* **AIM OF THE EXERCISE**
Report each line of the data that includes the word "Blue".

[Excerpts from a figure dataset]
* * * * * * *

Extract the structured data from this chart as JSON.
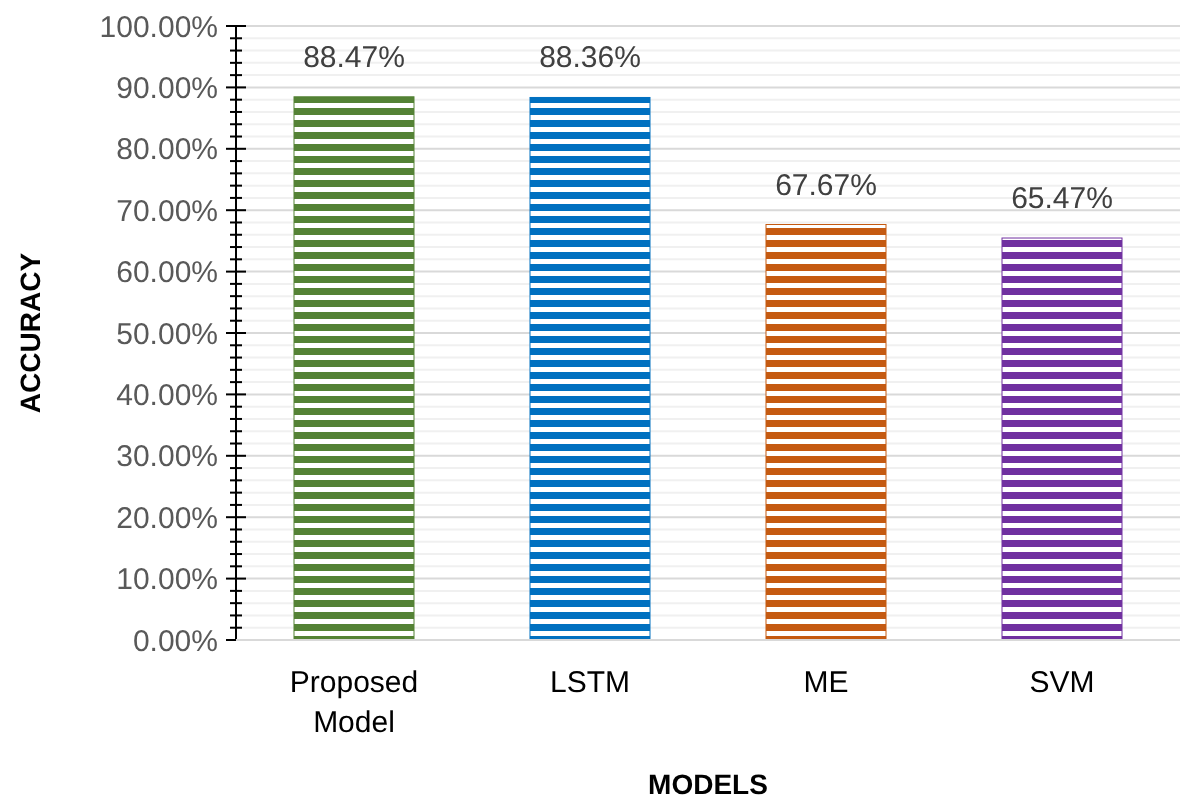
{
  "chart_data": {
    "type": "bar",
    "xlabel": "MODELS",
    "ylabel": "ACCURACY",
    "categories": [
      "Proposed Model",
      "LSTM",
      "ME",
      "SVM"
    ],
    "values": [
      88.47,
      88.36,
      67.67,
      65.47
    ],
    "colors": [
      "#548235",
      "#0070c0",
      "#c55a11",
      "#7030a0"
    ],
    "value_labels": [
      "88.47%",
      "88.36%",
      "67.67%",
      "65.47%"
    ],
    "ylim": [
      0,
      100
    ],
    "yticks": [
      {
        "value": 0,
        "label": "0.00%"
      },
      {
        "value": 2,
        "label": null
      },
      {
        "value": 4,
        "label": null
      },
      {
        "value": 6,
        "label": null
      },
      {
        "value": 8,
        "label": null
      },
      {
        "value": 10,
        "label": "10.00%"
      },
      {
        "value": 12,
        "label": null
      },
      {
        "value": 14,
        "label": null
      },
      {
        "value": 16,
        "label": null
      },
      {
        "value": 18,
        "label": null
      },
      {
        "value": 20,
        "label": "20.00%"
      },
      {
        "value": 22,
        "label": null
      },
      {
        "value": 24,
        "label": null
      },
      {
        "value": 26,
        "label": null
      },
      {
        "value": 28,
        "label": null
      },
      {
        "value": 30,
        "label": "30.00%"
      },
      {
        "value": 32,
        "label": null
      },
      {
        "value": 34,
        "label": null
      },
      {
        "value": 36,
        "label": null
      },
      {
        "value": 38,
        "label": null
      },
      {
        "value": 40,
        "label": "40.00%"
      },
      {
        "value": 42,
        "label": null
      },
      {
        "value": 44,
        "label": null
      },
      {
        "value": 46,
        "label": null
      },
      {
        "value": 48,
        "label": null
      },
      {
        "value": 50,
        "label": "50.00%"
      },
      {
        "value": 52,
        "label": null
      },
      {
        "value": 54,
        "label": null
      },
      {
        "value": 56,
        "label": null
      },
      {
        "value": 58,
        "label": null
      },
      {
        "value": 60,
        "label": "60.00%"
      },
      {
        "value": 62,
        "label": null
      },
      {
        "value": 64,
        "label": null
      },
      {
        "value": 66,
        "label": null
      },
      {
        "value": 68,
        "label": null
      },
      {
        "value": 70,
        "label": "70.00%"
      },
      {
        "value": 72,
        "label": null
      },
      {
        "value": 74,
        "label": null
      },
      {
        "value": 76,
        "label": null
      },
      {
        "value": 78,
        "label": null
      },
      {
        "value": 80,
        "label": "80.00%"
      },
      {
        "value": 82,
        "label": null
      },
      {
        "value": 84,
        "label": null
      },
      {
        "value": 86,
        "label": null
      },
      {
        "value": 88,
        "label": null
      },
      {
        "value": 90,
        "label": "90.00%"
      },
      {
        "value": 92,
        "label": null
      },
      {
        "value": 94,
        "label": null
      },
      {
        "value": 96,
        "label": null
      },
      {
        "value": 98,
        "label": null
      },
      {
        "value": 100,
        "label": "100.00%"
      }
    ],
    "grid": true
  }
}
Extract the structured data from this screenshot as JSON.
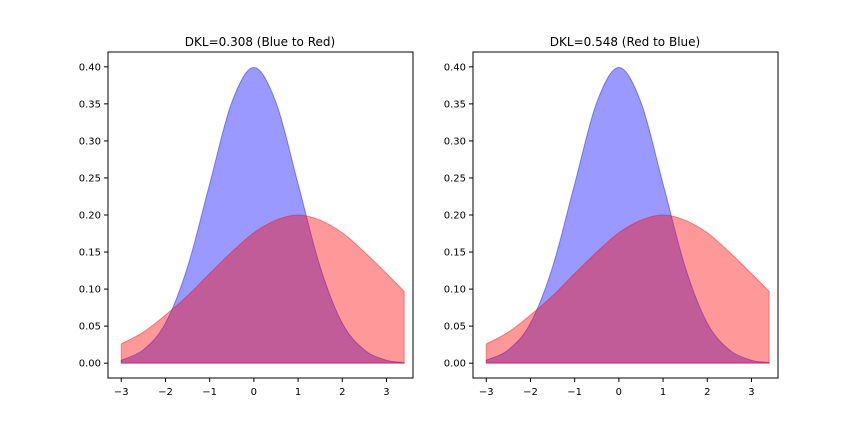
{
  "chart_data": [
    {
      "type": "area",
      "title": "DKL=0.308 (Blue to Red)",
      "xlabel": "",
      "ylabel": "",
      "xlim": [
        -3.3,
        3.6
      ],
      "ylim": [
        -0.02,
        0.42
      ],
      "xticks": [
        -3,
        -2,
        -1,
        0,
        1,
        2,
        3
      ],
      "yticks": [
        0.0,
        0.05,
        0.1,
        0.15,
        0.2,
        0.25,
        0.3,
        0.35,
        0.4
      ],
      "grid": false,
      "series": [
        {
          "color": "#0000ff",
          "alpha": 0.4,
          "x": [
            -3.0,
            -2.5,
            -2.0,
            -1.5,
            -1.0,
            -0.5,
            0.0,
            0.5,
            1.0,
            1.5,
            2.0,
            2.5,
            3.0,
            3.4
          ],
          "values": [
            0.004,
            0.018,
            0.054,
            0.13,
            0.242,
            0.352,
            0.399,
            0.352,
            0.242,
            0.13,
            0.054,
            0.018,
            0.004,
            0.001
          ]
        },
        {
          "color": "#ff0000",
          "alpha": 0.4,
          "x": [
            -3.0,
            -2.5,
            -2.0,
            -1.5,
            -1.0,
            -0.5,
            0.0,
            0.5,
            1.0,
            1.5,
            2.0,
            2.5,
            3.0,
            3.4
          ],
          "values": [
            0.026,
            0.042,
            0.065,
            0.091,
            0.121,
            0.15,
            0.176,
            0.193,
            0.2,
            0.193,
            0.176,
            0.15,
            0.121,
            0.097
          ]
        }
      ]
    },
    {
      "type": "area",
      "title": "DKL=0.548 (Red to Blue)",
      "xlabel": "",
      "ylabel": "",
      "xlim": [
        -3.3,
        3.6
      ],
      "ylim": [
        -0.02,
        0.42
      ],
      "xticks": [
        -3,
        -2,
        -1,
        0,
        1,
        2,
        3
      ],
      "yticks": [
        0.0,
        0.05,
        0.1,
        0.15,
        0.2,
        0.25,
        0.3,
        0.35,
        0.4
      ],
      "grid": false,
      "series": [
        {
          "color": "#0000ff",
          "alpha": 0.4,
          "x": [
            -3.0,
            -2.5,
            -2.0,
            -1.5,
            -1.0,
            -0.5,
            0.0,
            0.5,
            1.0,
            1.5,
            2.0,
            2.5,
            3.0,
            3.4
          ],
          "values": [
            0.004,
            0.018,
            0.054,
            0.13,
            0.242,
            0.352,
            0.399,
            0.352,
            0.242,
            0.13,
            0.054,
            0.018,
            0.004,
            0.001
          ]
        },
        {
          "color": "#ff0000",
          "alpha": 0.4,
          "x": [
            -3.0,
            -2.5,
            -2.0,
            -1.5,
            -1.0,
            -0.5,
            0.0,
            0.5,
            1.0,
            1.5,
            2.0,
            2.5,
            3.0,
            3.4
          ],
          "values": [
            0.026,
            0.042,
            0.065,
            0.091,
            0.121,
            0.15,
            0.176,
            0.193,
            0.2,
            0.193,
            0.176,
            0.15,
            0.121,
            0.097
          ]
        }
      ]
    }
  ]
}
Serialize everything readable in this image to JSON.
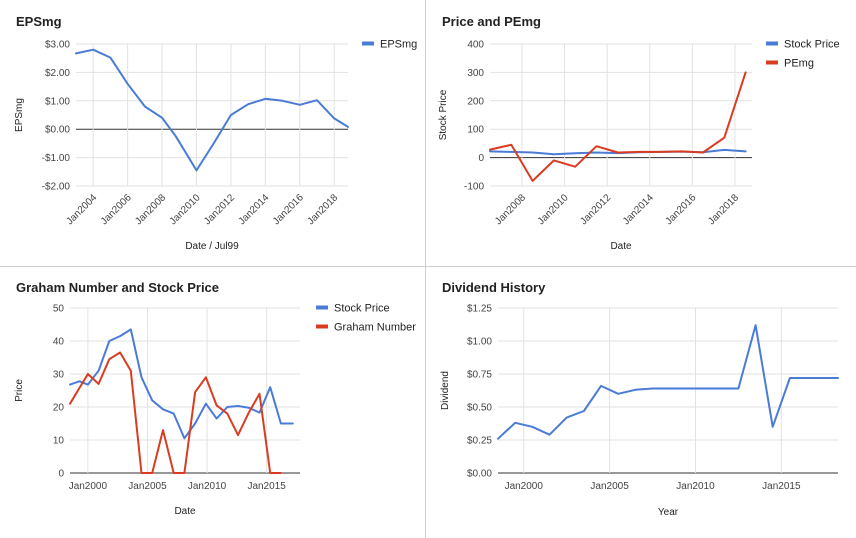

* * * * * * *

* **CORRECT RESULT**
      "title": "DKL=0.308 (Blue to Red)",
      "title": "DKL=0.548 (Red to Blue)",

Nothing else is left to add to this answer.